(Part of a data file)
[start]

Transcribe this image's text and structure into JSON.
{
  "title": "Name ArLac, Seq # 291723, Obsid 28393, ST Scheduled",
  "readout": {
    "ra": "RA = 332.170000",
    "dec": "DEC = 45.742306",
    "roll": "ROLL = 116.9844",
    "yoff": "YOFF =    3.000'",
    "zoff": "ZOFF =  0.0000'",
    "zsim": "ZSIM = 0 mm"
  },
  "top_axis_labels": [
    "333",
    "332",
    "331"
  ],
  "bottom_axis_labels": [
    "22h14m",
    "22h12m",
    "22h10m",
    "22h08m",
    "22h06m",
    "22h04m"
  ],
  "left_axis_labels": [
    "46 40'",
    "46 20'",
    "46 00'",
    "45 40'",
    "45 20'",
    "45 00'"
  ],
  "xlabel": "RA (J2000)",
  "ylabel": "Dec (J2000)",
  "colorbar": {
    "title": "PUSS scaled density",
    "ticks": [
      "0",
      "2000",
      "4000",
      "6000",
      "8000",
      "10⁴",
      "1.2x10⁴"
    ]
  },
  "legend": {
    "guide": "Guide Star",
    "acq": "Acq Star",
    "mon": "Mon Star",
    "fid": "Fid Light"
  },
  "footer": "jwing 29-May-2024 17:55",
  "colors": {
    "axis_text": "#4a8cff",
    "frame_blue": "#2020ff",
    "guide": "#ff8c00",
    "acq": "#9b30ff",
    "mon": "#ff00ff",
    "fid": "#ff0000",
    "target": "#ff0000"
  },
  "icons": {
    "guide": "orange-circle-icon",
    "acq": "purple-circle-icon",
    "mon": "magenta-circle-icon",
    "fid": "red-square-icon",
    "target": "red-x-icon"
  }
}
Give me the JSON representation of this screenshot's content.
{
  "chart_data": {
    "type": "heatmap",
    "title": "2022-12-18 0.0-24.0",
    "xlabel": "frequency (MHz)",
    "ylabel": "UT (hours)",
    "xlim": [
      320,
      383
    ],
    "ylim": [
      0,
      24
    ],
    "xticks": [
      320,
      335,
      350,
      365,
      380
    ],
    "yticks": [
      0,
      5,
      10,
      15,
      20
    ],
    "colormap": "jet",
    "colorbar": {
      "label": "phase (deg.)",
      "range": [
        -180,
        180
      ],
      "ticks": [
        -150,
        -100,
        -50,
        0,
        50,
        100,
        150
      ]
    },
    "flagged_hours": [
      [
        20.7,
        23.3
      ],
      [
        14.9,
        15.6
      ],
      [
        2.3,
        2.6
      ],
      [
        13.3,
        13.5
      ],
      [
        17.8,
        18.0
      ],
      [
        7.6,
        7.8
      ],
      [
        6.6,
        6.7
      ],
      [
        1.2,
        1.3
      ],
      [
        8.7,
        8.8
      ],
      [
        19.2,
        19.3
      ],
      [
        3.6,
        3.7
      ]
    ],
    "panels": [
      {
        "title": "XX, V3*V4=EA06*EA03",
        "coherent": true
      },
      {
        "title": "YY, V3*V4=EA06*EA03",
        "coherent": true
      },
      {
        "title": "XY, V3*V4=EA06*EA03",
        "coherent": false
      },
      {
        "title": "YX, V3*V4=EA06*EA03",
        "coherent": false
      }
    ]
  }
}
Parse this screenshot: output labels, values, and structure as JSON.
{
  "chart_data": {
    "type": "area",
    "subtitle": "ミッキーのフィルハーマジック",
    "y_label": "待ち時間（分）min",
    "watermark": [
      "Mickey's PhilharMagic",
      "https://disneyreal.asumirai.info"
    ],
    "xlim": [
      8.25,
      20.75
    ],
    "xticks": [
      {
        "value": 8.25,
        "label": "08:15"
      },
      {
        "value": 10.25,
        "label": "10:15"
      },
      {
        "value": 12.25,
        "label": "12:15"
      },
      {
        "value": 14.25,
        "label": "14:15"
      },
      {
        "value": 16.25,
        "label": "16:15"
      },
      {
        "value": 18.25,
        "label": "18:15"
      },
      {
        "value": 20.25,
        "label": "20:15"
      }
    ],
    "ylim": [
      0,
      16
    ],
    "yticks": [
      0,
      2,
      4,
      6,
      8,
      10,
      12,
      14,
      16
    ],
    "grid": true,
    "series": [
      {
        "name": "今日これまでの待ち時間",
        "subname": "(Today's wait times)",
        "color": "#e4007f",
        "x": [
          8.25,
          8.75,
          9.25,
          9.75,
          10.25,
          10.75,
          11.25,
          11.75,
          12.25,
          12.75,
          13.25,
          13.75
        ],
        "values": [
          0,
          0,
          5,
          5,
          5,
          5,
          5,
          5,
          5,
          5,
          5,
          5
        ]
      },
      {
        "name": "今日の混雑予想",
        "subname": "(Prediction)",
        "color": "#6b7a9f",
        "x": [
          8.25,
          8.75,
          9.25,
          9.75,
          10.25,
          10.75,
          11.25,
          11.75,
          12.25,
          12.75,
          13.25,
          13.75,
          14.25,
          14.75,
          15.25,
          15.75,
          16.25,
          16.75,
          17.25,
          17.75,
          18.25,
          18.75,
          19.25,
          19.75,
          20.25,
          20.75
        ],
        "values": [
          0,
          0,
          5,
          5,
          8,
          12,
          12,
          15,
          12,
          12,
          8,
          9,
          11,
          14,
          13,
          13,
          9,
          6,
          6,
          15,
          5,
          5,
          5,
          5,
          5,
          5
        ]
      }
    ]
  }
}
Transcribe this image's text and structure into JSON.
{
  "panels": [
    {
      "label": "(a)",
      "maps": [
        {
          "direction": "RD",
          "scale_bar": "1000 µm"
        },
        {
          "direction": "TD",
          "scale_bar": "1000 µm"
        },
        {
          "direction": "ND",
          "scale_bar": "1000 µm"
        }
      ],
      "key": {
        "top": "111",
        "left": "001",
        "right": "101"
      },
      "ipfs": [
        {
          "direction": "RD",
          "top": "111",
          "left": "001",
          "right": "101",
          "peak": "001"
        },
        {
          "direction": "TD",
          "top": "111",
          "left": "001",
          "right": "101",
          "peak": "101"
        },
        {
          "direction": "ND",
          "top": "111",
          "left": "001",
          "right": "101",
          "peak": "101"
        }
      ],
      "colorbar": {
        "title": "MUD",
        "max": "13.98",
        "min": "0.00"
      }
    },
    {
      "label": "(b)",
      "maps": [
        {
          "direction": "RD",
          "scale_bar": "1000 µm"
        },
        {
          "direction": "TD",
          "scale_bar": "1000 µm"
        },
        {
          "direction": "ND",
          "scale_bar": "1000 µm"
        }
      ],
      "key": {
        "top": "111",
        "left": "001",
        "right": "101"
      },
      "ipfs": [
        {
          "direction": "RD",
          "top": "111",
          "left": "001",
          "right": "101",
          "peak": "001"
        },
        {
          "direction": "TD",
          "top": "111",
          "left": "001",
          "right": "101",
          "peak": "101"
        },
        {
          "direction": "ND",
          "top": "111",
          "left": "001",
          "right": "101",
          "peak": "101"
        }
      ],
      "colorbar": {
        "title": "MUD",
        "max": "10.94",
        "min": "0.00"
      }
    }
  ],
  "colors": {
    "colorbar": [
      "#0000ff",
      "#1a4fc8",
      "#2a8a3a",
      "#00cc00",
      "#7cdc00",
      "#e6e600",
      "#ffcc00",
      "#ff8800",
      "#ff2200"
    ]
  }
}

[end]

_CHALLENGE_
In the entries above, find every line with the word "subname" and list it.

_TASK OUTPUT_
        "subname": "(Today's wait times)",
        "subname": "(Prediction)",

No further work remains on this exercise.